## Aim of the task
Select lines where the word "this" appears.

## Records for processing
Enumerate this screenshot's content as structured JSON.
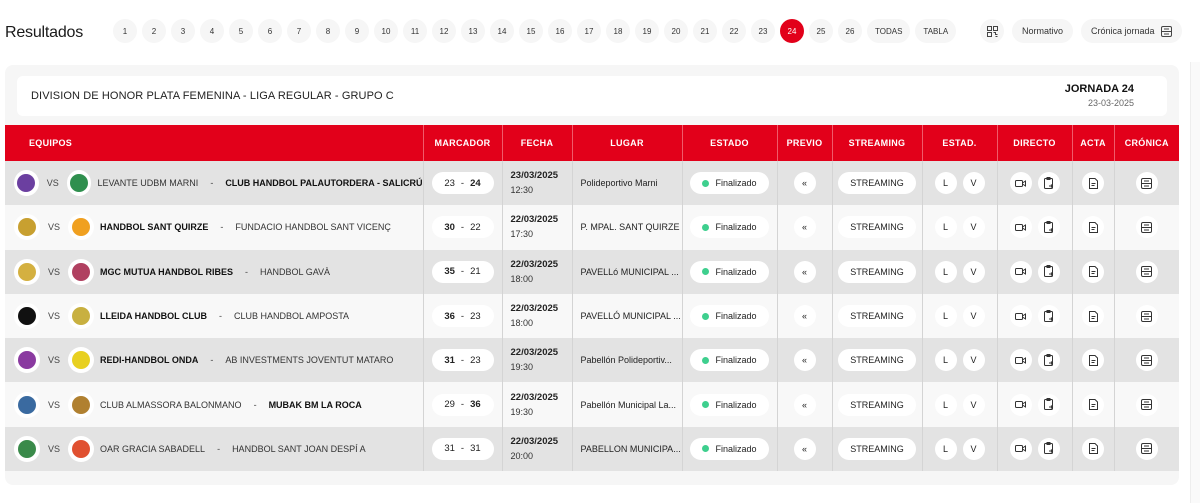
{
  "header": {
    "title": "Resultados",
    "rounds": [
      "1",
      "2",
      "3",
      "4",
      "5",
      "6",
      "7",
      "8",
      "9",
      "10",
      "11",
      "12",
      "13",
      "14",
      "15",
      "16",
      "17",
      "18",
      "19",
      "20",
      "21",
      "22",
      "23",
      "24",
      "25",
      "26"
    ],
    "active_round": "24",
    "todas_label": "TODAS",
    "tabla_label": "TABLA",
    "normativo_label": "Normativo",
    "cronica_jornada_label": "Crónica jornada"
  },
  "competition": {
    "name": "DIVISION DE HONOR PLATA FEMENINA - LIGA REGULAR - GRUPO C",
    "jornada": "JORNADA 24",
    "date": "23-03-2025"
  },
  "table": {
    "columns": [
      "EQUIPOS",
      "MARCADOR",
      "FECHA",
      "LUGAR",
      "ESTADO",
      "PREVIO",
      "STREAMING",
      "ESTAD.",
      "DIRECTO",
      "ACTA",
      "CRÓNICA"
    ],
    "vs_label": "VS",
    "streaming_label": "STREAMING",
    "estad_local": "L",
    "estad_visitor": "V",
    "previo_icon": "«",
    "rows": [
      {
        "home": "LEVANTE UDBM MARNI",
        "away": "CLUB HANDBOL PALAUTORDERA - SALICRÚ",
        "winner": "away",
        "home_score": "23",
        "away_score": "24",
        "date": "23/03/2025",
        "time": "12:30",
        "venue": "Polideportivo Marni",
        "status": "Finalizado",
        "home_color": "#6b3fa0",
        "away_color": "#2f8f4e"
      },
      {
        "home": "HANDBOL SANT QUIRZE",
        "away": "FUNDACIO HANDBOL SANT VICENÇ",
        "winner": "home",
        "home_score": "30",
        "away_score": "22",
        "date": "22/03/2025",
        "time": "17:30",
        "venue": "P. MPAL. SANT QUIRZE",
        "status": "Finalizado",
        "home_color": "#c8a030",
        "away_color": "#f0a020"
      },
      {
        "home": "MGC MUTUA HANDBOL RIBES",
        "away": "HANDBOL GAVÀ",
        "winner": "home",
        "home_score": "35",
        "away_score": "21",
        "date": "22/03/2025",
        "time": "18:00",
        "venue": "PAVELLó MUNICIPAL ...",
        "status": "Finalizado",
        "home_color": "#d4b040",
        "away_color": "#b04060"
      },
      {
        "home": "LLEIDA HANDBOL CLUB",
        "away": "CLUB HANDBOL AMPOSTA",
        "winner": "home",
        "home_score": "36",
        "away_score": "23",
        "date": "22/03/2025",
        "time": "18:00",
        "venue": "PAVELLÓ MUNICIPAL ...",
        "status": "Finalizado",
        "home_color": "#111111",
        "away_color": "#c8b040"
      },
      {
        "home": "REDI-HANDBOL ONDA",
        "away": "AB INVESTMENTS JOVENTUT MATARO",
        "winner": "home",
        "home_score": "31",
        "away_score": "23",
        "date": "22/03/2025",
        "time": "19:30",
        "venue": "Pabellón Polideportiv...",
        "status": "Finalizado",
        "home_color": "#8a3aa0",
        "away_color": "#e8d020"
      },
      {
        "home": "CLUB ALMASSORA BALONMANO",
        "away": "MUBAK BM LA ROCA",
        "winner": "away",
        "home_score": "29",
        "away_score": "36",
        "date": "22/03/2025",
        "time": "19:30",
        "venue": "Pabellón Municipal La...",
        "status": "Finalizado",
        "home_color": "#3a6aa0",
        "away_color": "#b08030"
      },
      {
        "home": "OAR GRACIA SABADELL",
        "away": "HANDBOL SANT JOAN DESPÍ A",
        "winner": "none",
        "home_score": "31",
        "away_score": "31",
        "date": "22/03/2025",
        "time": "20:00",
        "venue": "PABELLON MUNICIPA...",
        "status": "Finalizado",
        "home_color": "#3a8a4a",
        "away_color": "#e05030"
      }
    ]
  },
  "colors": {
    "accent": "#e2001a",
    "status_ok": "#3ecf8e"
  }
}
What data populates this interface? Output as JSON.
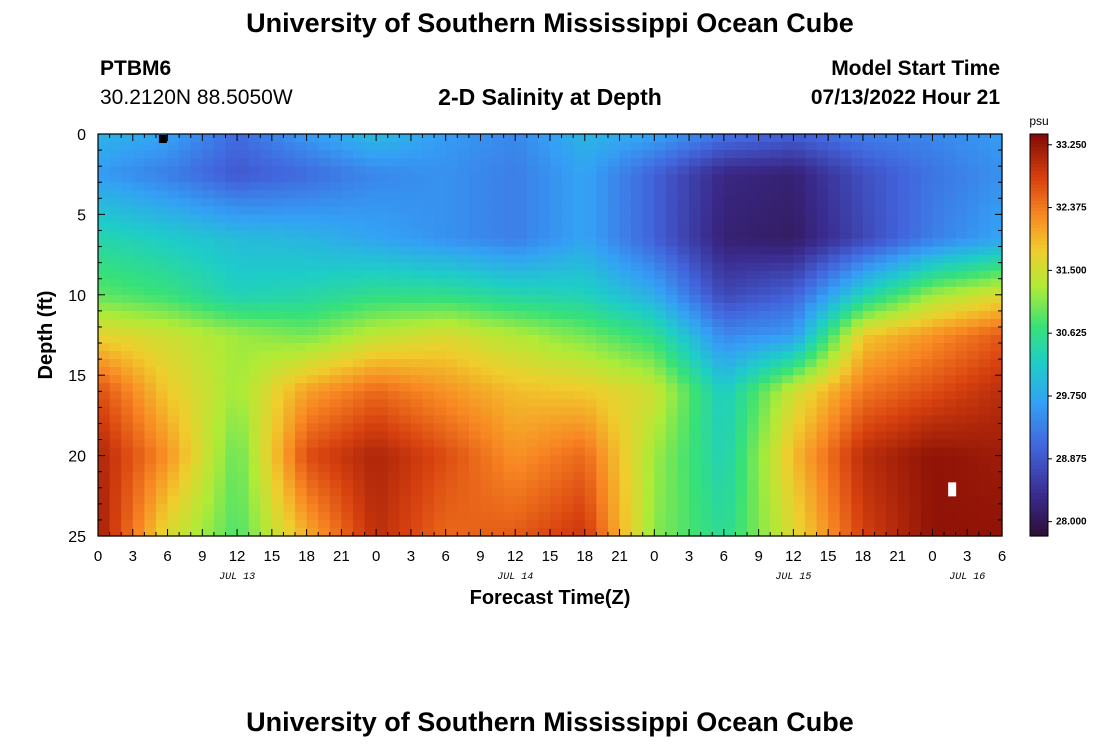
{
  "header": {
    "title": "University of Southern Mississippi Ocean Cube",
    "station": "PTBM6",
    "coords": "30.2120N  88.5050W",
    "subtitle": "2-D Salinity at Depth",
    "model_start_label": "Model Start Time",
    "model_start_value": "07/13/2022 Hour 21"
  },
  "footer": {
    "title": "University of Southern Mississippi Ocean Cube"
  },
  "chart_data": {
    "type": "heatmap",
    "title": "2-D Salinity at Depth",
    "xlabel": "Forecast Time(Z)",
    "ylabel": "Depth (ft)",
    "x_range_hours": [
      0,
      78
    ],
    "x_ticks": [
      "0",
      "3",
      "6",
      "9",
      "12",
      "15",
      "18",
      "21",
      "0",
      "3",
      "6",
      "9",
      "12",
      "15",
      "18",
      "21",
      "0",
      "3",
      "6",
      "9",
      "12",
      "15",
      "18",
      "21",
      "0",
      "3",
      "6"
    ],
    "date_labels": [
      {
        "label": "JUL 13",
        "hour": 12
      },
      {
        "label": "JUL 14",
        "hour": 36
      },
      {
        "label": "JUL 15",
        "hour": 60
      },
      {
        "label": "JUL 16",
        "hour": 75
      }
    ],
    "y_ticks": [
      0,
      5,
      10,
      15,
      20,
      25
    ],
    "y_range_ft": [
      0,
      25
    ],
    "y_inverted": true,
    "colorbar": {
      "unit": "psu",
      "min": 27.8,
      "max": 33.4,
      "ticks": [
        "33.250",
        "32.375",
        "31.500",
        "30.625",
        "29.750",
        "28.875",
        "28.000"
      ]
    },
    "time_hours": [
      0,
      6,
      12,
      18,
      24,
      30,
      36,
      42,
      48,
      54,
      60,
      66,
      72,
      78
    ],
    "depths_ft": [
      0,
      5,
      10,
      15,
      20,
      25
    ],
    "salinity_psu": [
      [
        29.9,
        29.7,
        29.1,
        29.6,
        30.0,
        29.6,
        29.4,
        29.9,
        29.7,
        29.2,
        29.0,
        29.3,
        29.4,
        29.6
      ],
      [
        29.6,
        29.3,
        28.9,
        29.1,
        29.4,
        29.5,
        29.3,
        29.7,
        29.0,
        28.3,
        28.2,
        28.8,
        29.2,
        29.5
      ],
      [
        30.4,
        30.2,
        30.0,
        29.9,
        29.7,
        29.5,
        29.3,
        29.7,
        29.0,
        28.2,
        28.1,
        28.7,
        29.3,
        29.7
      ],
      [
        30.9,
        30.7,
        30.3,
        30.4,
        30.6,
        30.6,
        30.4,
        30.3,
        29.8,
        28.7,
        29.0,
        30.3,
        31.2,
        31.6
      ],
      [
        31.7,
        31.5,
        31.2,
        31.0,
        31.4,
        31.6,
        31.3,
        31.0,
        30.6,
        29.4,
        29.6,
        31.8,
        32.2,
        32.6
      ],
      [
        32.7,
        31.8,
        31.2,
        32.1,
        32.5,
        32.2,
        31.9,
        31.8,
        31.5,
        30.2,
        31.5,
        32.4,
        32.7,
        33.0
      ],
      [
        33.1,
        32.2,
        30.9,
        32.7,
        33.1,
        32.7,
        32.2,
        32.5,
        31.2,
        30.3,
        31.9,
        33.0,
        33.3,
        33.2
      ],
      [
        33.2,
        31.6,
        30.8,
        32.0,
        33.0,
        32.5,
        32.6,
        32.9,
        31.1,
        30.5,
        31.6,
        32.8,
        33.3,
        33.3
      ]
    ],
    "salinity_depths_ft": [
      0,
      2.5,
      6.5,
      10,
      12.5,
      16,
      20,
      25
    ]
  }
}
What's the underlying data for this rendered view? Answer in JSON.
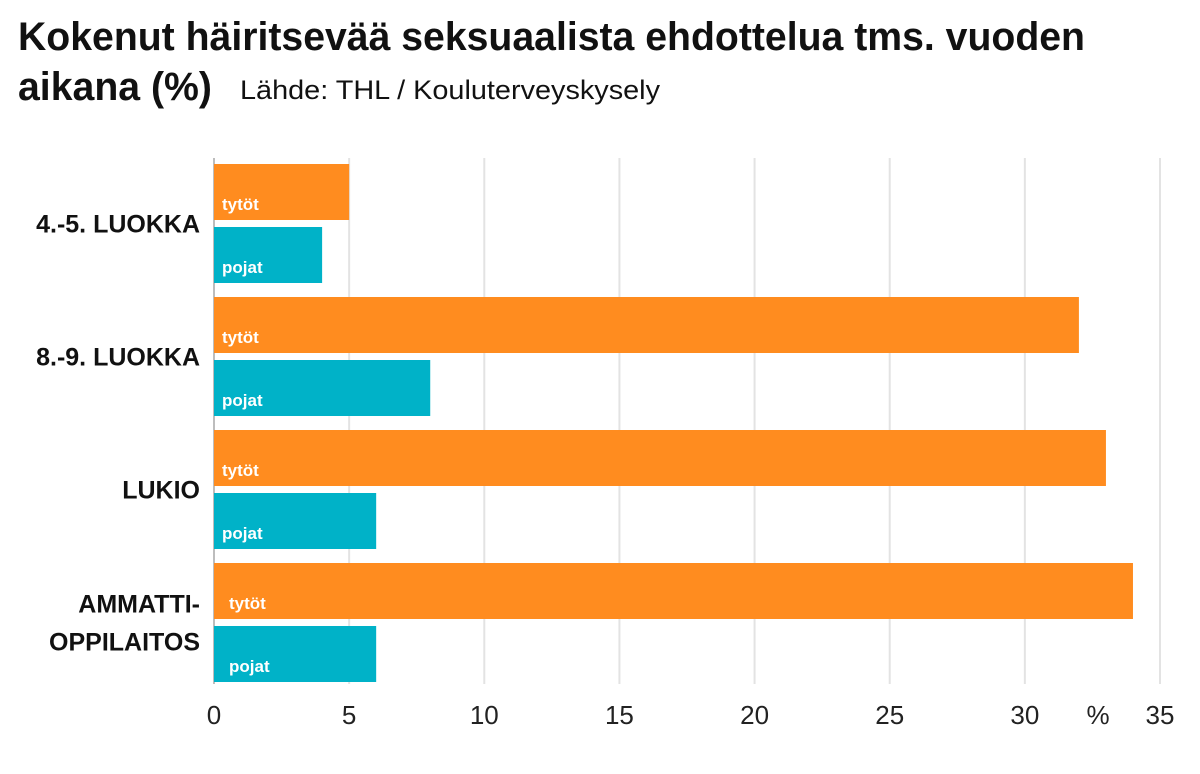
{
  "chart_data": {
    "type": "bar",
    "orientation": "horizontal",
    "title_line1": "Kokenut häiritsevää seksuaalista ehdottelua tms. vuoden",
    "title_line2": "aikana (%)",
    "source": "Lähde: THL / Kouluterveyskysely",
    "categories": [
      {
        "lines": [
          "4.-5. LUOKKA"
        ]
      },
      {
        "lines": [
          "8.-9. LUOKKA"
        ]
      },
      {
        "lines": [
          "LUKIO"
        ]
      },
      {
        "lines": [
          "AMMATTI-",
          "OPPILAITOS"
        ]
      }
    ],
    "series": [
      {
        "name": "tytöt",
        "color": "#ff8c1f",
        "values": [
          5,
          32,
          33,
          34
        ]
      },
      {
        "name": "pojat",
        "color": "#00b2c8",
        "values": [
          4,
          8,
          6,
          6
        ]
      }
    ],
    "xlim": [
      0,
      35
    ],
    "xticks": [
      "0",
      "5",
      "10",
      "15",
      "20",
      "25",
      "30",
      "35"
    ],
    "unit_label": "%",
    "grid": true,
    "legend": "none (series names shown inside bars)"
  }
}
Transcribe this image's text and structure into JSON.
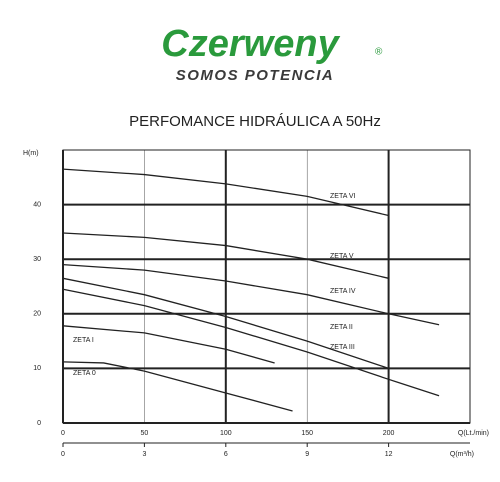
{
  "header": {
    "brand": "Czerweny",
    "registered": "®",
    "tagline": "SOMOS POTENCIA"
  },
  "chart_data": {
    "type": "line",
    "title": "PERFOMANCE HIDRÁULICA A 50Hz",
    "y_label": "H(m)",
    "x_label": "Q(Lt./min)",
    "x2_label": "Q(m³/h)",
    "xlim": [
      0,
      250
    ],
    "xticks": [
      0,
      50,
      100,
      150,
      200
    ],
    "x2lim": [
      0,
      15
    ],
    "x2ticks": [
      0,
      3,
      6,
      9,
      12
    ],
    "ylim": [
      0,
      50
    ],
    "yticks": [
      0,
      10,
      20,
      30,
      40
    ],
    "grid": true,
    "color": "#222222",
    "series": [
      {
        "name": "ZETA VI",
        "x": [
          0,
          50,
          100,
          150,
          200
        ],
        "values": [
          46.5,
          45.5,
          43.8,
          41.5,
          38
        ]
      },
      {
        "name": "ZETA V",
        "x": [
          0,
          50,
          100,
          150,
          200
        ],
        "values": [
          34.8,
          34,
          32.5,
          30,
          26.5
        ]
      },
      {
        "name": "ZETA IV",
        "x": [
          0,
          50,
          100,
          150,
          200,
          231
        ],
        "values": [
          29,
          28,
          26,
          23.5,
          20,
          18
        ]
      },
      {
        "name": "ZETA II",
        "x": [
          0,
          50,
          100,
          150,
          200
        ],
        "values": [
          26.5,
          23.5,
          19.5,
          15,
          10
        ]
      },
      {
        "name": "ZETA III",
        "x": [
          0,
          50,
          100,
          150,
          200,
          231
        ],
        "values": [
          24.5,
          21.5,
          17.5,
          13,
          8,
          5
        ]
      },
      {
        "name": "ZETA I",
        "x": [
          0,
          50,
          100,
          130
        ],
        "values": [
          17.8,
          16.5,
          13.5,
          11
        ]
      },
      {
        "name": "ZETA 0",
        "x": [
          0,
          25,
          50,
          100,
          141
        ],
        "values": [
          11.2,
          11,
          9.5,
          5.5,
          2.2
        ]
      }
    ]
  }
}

## Problem solution
Enumerate this screenshot's content as structured JSON.
What data populates this interface? Output as JSON.
What's the underlying data for this rendered view? Answer in JSON.
Transcribe this image's text and structure into JSON.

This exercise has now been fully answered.